■ **Goal of the exercise**
Repeat every line of the listing below exactly, minus the pictures.

■ **Data excerpts**
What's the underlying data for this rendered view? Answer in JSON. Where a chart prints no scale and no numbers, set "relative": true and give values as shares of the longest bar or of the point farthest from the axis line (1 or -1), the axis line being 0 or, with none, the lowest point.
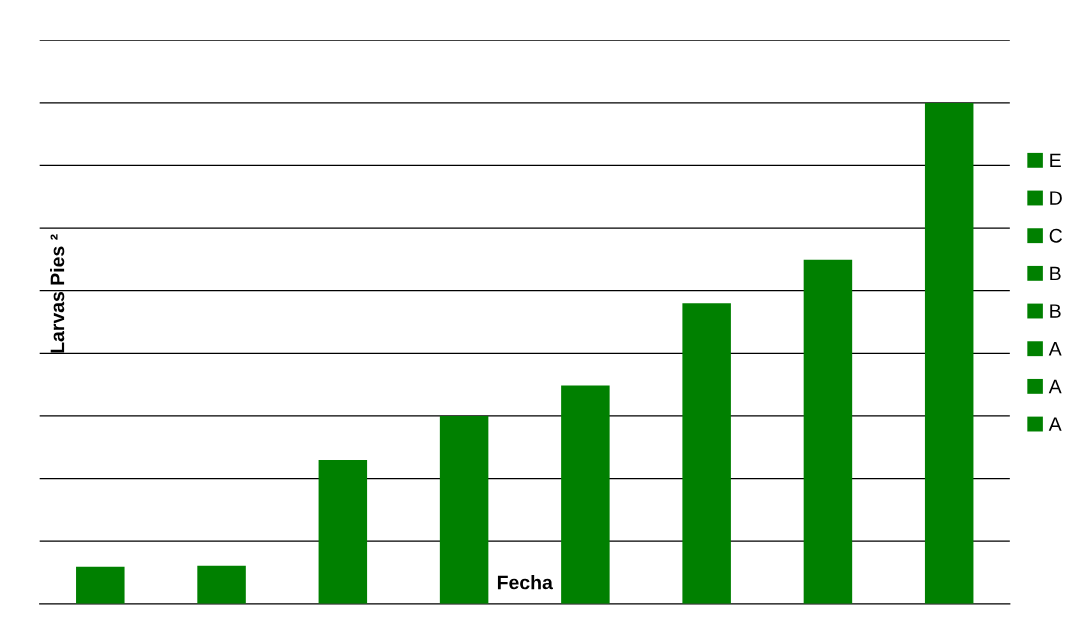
{
  "chart_data": {
    "type": "bar",
    "stacked": true,
    "relative": true,
    "xlabel": "Fecha",
    "ylabel": "Larvas Pies ²",
    "categories": [
      null,
      null,
      null,
      null,
      null,
      null,
      null,
      null
    ],
    "series": [
      {
        "name": "A",
        "color": "#008000",
        "values": [
          0.074,
          null,
          null,
          null,
          null,
          null,
          null,
          null
        ]
      },
      {
        "name": "A",
        "color": "#008000",
        "values": [
          null,
          0.076,
          null,
          null,
          null,
          null,
          null,
          null
        ]
      },
      {
        "name": "A",
        "color": "#008000",
        "values": [
          null,
          null,
          0.287,
          null,
          null,
          null,
          null,
          null
        ]
      },
      {
        "name": "B",
        "color": "#008000",
        "values": [
          null,
          null,
          null,
          0.375,
          null,
          null,
          null,
          null
        ]
      },
      {
        "name": "B",
        "color": "#008000",
        "values": [
          null,
          null,
          null,
          null,
          0.436,
          null,
          null,
          null
        ]
      },
      {
        "name": "C",
        "color": "#008000",
        "values": [
          null,
          null,
          null,
          null,
          null,
          0.6,
          null,
          null
        ]
      },
      {
        "name": "D",
        "color": "#008000",
        "values": [
          null,
          null,
          null,
          null,
          null,
          null,
          0.687,
          null
        ]
      },
      {
        "name": "E",
        "color": "#008000",
        "values": [
          null,
          null,
          null,
          null,
          null,
          null,
          null,
          1
        ]
      }
    ],
    "grid": "y",
    "legend": "right"
  }
}
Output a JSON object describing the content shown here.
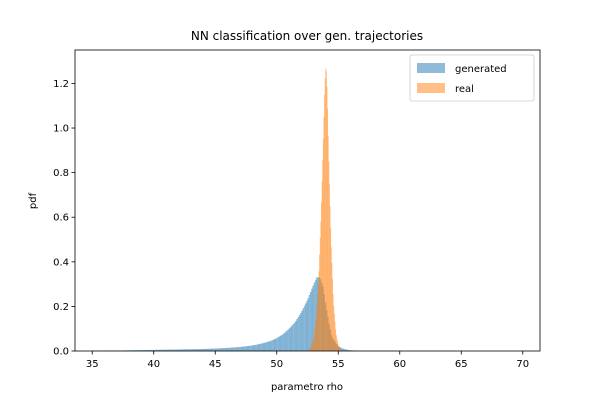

■ **Response below**
What's the underlying data for this rendered view? Answer in JSON. Where a chart prints no scale and no numbers, set "relative": true and give values as shares of the longest bar or of the point farthest from the axis line (1 or -1), the axis line being 0 or, with none, the lowest point.
{
  "chart_data": {
    "type": "bar",
    "stacked": true,
    "relative": true,
    "xlabel": "Fecha",
    "ylabel": "Larvas Pies ²",
    "categories": [
      null,
      null,
      null,
      null,
      null,
      null,
      null,
      null
    ],
    "series": [
      {
        "name": "A",
        "color": "#008000",
        "values": [
          0.074,
          null,
          null,
          null,
          null,
          null,
          null,
          null
        ]
      },
      {
        "name": "A",
        "color": "#008000",
        "values": [
          null,
          0.076,
          null,
          null,
          null,
          null,
          null,
          null
        ]
      },
      {
        "name": "A",
        "color": "#008000",
        "values": [
          null,
          null,
          0.287,
          null,
          null,
          null,
          null,
          null
        ]
      },
      {
        "name": "B",
        "color": "#008000",
        "values": [
          null,
          null,
          null,
          0.375,
          null,
          null,
          null,
          null
        ]
      },
      {
        "name": "B",
        "color": "#008000",
        "values": [
          null,
          null,
          null,
          null,
          0.436,
          null,
          null,
          null
        ]
      },
      {
        "name": "C",
        "color": "#008000",
        "values": [
          null,
          null,
          null,
          null,
          null,
          0.6,
          null,
          null
        ]
      },
      {
        "name": "D",
        "color": "#008000",
        "values": [
          null,
          null,
          null,
          null,
          null,
          null,
          0.687,
          null
        ]
      },
      {
        "name": "E",
        "color": "#008000",
        "values": [
          null,
          null,
          null,
          null,
          null,
          null,
          null,
          1
        ]
      }
    ],
    "grid": "y",
    "legend": "right"
  }
}
Output a JSON object describing the content shown here.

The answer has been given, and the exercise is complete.